_Work to be completed_: All of the data below must be repeated exactly.

_Data entries_:
'''

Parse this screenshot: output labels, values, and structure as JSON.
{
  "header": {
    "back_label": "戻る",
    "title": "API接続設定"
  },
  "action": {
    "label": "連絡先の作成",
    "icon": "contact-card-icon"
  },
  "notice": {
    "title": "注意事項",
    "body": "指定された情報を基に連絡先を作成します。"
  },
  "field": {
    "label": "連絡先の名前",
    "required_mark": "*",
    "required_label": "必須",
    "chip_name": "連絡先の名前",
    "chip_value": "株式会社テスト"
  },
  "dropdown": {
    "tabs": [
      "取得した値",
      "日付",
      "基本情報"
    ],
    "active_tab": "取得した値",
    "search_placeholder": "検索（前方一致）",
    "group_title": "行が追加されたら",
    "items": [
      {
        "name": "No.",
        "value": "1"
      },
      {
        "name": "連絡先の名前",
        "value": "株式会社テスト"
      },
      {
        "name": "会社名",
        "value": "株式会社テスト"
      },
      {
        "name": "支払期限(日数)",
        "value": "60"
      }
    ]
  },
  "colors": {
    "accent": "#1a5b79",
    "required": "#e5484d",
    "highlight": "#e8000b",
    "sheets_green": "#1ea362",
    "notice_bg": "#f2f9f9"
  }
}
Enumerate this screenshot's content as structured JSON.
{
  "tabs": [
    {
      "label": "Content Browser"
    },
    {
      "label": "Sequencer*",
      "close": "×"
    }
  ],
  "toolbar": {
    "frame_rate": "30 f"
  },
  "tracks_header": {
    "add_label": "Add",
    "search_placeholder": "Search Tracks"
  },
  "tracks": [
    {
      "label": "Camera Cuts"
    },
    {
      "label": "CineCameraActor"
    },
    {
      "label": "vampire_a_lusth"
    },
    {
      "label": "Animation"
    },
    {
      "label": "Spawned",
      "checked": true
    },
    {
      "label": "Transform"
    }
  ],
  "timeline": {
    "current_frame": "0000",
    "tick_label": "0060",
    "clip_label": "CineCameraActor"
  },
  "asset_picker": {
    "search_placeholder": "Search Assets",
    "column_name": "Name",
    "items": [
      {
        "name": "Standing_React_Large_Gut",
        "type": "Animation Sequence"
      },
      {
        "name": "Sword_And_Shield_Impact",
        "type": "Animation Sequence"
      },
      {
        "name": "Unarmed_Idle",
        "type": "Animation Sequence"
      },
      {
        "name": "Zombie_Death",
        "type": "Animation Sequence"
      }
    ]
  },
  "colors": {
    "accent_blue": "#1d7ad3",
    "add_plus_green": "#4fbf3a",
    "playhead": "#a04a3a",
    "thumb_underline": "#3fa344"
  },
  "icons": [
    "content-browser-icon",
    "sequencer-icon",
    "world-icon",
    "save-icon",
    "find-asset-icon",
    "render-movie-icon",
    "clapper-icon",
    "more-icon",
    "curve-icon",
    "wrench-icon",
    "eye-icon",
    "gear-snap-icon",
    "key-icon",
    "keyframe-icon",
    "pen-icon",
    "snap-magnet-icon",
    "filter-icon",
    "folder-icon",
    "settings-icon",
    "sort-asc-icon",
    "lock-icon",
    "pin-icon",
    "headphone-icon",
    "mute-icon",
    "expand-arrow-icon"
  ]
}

'''

_Complete answer_:
Parse this screenshot: output labels, values, and structure as JSON.
{
  "header": {
    "back_label": "戻る",
    "title": "API接続設定"
  },
  "action": {
    "label": "連絡先の作成",
    "icon": "contact-card-icon"
  },
  "notice": {
    "title": "注意事項",
    "body": "指定された情報を基に連絡先を作成します。"
  },
  "field": {
    "label": "連絡先の名前",
    "required_mark": "*",
    "required_label": "必須",
    "chip_name": "連絡先の名前",
    "chip_value": "株式会社テスト"
  },
  "dropdown": {
    "tabs": [
      "取得した値",
      "日付",
      "基本情報"
    ],
    "active_tab": "取得した値",
    "search_placeholder": "検索（前方一致）",
    "group_title": "行が追加されたら",
    "items": [
      {
        "name": "No.",
        "value": "1"
      },
      {
        "name": "連絡先の名前",
        "value": "株式会社テスト"
      },
      {
        "name": "会社名",
        "value": "株式会社テスト"
      },
      {
        "name": "支払期限(日数)",
        "value": "60"
      }
    ]
  },
  "colors": {
    "accent": "#1a5b79",
    "required": "#e5484d",
    "highlight": "#e8000b",
    "sheets_green": "#1ea362",
    "notice_bg": "#f2f9f9"
  }
}
Enumerate this screenshot's content as structured JSON.
{
  "tabs": [
    {
      "label": "Content Browser"
    },
    {
      "label": "Sequencer*",
      "close": "×"
    }
  ],
  "toolbar": {
    "frame_rate": "30 f"
  },
  "tracks_header": {
    "add_label": "Add",
    "search_placeholder": "Search Tracks"
  },
  "tracks": [
    {
      "label": "Camera Cuts"
    },
    {
      "label": "CineCameraActor"
    },
    {
      "label": "vampire_a_lusth"
    },
    {
      "label": "Animation"
    },
    {
      "label": "Spawned",
      "checked": true
    },
    {
      "label": "Transform"
    }
  ],
  "timeline": {
    "current_frame": "0000",
    "tick_label": "0060",
    "clip_label": "CineCameraActor"
  },
  "asset_picker": {
    "search_placeholder": "Search Assets",
    "column_name": "Name",
    "items": [
      {
        "name": "Standing_React_Large_Gut",
        "type": "Animation Sequence"
      },
      {
        "name": "Sword_And_Shield_Impact",
        "type": "Animation Sequence"
      },
      {
        "name": "Unarmed_Idle",
        "type": "Animation Sequence"
      },
      {
        "name": "Zombie_Death",
        "type": "Animation Sequence"
      }
    ]
  },
  "colors": {
    "accent_blue": "#1d7ad3",
    "add_plus_green": "#4fbf3a",
    "playhead": "#a04a3a",
    "thumb_underline": "#3fa344"
  },
  "icons": [
    "content-browser-icon",
    "sequencer-icon",
    "world-icon",
    "save-icon",
    "find-asset-icon",
    "render-movie-icon",
    "clapper-icon",
    "more-icon",
    "curve-icon",
    "wrench-icon",
    "eye-icon",
    "gear-snap-icon",
    "key-icon",
    "keyframe-icon",
    "pen-icon",
    "snap-magnet-icon",
    "filter-icon",
    "folder-icon",
    "settings-icon",
    "sort-asc-icon",
    "lock-icon",
    "pin-icon",
    "headphone-icon",
    "mute-icon",
    "expand-arrow-icon"
  ]
}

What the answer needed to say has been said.